--- START Records shown ---

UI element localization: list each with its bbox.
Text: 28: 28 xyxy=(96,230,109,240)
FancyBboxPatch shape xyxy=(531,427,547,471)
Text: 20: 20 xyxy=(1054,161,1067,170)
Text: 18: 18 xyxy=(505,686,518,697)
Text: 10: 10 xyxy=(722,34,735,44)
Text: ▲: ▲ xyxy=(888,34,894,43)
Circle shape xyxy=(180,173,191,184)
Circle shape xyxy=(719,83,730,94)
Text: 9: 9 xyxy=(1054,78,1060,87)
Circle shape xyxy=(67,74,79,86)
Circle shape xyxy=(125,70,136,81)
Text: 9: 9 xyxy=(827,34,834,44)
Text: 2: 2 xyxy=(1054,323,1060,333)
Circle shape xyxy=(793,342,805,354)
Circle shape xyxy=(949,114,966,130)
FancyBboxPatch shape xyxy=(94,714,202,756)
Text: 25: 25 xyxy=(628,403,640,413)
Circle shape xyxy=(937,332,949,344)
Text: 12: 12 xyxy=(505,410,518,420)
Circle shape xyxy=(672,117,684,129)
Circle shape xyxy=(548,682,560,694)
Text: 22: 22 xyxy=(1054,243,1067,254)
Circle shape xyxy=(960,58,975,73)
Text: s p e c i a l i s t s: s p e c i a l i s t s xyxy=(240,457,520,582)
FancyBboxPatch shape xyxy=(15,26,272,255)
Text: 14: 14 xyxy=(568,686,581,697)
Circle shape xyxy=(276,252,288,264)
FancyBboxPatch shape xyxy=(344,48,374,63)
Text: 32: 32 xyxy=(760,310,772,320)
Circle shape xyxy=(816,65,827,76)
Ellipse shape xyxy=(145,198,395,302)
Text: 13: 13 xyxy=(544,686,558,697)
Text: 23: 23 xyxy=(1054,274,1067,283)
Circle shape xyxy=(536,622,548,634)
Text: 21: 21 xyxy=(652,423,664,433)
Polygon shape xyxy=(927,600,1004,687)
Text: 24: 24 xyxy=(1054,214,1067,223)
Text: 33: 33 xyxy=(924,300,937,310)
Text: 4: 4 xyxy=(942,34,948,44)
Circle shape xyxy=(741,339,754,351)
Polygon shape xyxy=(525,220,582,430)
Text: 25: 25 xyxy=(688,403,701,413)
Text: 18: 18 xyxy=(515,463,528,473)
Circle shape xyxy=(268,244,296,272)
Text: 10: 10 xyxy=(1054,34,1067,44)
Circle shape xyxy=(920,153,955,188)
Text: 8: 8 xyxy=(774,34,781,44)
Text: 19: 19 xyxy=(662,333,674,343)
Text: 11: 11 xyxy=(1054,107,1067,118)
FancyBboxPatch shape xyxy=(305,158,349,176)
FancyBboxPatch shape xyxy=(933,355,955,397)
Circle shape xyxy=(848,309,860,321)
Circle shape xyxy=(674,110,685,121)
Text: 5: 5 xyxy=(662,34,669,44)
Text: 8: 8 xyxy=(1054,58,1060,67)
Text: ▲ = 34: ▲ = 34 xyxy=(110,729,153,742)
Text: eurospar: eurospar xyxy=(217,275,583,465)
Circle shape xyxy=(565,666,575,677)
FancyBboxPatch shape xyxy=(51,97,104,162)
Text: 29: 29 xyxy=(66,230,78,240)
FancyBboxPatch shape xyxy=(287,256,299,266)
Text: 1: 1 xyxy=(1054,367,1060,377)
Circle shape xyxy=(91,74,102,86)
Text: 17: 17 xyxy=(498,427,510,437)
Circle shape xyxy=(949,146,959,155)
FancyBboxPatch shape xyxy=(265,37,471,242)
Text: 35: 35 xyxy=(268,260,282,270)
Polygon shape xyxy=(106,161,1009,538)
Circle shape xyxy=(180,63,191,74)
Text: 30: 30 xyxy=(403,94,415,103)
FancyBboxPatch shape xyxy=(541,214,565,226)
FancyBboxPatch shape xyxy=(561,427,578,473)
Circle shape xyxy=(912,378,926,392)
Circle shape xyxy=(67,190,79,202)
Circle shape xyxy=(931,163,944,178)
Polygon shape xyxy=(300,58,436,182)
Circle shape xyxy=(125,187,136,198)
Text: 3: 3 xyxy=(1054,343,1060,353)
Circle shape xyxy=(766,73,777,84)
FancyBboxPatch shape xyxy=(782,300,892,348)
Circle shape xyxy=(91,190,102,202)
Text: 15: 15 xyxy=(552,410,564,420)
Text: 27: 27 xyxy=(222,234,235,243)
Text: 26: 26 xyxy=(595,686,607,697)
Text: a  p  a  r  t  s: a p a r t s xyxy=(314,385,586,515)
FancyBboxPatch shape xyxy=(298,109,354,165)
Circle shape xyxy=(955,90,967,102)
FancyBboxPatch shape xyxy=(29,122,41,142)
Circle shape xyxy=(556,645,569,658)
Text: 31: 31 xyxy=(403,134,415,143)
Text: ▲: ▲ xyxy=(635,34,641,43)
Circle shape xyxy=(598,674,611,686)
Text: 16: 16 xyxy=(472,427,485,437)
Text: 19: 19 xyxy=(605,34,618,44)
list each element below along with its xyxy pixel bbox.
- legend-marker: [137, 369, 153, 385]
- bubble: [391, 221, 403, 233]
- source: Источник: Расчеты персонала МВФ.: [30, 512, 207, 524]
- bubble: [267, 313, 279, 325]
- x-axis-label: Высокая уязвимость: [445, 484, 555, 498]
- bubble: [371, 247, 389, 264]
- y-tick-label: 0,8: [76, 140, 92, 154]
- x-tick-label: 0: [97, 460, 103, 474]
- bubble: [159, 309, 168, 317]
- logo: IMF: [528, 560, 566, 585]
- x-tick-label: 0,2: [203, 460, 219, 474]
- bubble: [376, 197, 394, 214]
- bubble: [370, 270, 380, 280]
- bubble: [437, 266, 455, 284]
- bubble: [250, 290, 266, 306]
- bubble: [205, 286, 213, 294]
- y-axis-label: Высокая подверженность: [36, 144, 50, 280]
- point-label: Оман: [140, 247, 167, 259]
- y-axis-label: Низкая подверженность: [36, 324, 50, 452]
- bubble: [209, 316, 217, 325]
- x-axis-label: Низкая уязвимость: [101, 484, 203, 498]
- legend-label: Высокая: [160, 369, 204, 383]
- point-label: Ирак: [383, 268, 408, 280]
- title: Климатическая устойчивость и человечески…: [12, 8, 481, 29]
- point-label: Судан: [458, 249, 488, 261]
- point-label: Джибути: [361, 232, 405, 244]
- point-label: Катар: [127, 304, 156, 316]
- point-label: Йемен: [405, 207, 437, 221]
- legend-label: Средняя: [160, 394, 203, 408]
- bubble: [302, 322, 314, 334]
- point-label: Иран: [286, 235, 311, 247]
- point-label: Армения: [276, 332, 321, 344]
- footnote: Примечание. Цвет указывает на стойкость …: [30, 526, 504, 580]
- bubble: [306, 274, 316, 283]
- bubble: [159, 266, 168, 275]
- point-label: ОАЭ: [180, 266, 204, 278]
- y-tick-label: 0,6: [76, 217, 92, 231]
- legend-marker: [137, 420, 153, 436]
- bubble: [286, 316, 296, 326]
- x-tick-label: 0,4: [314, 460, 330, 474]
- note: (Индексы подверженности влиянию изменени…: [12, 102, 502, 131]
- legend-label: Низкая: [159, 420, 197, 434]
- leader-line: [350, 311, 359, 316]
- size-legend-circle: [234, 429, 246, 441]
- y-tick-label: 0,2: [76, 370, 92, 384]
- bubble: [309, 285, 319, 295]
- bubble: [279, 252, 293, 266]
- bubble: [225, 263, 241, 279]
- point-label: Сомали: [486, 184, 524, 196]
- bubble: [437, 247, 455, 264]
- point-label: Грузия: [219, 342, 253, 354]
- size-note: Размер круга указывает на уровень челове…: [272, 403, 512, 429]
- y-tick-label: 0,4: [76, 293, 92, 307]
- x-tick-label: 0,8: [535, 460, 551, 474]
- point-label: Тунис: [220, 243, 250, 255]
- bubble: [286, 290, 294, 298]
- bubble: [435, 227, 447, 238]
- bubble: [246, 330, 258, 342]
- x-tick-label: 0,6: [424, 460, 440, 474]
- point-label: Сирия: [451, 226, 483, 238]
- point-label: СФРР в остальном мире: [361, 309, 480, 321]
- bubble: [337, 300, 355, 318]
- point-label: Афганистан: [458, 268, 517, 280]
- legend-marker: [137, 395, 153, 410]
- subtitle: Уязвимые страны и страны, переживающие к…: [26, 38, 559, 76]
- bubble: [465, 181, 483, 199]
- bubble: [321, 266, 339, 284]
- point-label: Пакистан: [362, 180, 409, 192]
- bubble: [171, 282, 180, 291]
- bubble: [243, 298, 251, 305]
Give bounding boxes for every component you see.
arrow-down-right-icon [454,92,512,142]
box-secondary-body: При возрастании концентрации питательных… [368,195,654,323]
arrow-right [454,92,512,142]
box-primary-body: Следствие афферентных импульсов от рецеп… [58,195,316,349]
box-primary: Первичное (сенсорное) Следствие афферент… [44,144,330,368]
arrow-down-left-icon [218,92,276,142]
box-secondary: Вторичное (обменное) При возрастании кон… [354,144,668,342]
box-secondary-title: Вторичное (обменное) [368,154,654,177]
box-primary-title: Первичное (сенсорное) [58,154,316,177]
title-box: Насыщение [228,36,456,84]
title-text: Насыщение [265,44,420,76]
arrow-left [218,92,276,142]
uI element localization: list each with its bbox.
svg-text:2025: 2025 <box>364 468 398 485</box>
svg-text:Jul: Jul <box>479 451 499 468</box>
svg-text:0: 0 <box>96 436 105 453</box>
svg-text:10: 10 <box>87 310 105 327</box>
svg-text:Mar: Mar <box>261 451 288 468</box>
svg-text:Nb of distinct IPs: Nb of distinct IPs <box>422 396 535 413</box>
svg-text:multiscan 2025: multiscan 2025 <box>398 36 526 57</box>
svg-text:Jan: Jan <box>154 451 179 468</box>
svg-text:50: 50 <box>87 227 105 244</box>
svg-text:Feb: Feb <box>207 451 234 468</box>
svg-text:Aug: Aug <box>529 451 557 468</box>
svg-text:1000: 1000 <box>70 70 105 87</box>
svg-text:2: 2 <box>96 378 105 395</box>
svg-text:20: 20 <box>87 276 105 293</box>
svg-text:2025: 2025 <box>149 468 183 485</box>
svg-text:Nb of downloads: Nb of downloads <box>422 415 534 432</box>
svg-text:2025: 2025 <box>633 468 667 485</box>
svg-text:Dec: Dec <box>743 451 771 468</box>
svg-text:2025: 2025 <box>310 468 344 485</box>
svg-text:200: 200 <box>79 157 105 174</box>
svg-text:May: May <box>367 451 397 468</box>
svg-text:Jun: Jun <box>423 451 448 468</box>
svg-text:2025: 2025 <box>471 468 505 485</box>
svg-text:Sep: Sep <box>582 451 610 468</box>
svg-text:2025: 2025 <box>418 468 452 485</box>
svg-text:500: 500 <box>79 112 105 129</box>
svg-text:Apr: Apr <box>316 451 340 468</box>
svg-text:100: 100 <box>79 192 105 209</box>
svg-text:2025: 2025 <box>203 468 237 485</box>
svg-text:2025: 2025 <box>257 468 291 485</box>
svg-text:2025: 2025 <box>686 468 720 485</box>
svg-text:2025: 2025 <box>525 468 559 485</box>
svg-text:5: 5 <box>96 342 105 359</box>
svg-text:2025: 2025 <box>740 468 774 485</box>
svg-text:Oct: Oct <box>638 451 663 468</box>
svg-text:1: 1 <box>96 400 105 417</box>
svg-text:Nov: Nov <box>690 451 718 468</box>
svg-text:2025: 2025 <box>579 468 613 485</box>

--- END Records shown ---

**The task**
Could you give the rows again from the first one through the line containing "Circle shape xyxy=(960,58,975,73)", swapping "FancyBboxPatch" for "RoundedBox" and leaving everything else unchanged?

**Response to this task**
UI element localization: list each with its bbox.
Text: 28: 28 xyxy=(96,230,109,240)
RoundedBox shape xyxy=(531,427,547,471)
Text: 20: 20 xyxy=(1054,161,1067,170)
Text: 18: 18 xyxy=(505,686,518,697)
Text: 10: 10 xyxy=(722,34,735,44)
Text: ▲: ▲ xyxy=(888,34,894,43)
Circle shape xyxy=(180,173,191,184)
Circle shape xyxy=(719,83,730,94)
Text: 9: 9 xyxy=(1054,78,1060,87)
Circle shape xyxy=(67,74,79,86)
Circle shape xyxy=(125,70,136,81)
Text: 9: 9 xyxy=(827,34,834,44)
Text: 2: 2 xyxy=(1054,323,1060,333)
Circle shape xyxy=(793,342,805,354)
Circle shape xyxy=(949,114,966,130)
RoundedBox shape xyxy=(94,714,202,756)
Text: 25: 25 xyxy=(628,403,640,413)
Circle shape xyxy=(937,332,949,344)
Text: 12: 12 xyxy=(505,410,518,420)
Circle shape xyxy=(672,117,684,129)
Circle shape xyxy=(548,682,560,694)
Text: 22: 22 xyxy=(1054,243,1067,254)
Circle shape xyxy=(960,58,975,73)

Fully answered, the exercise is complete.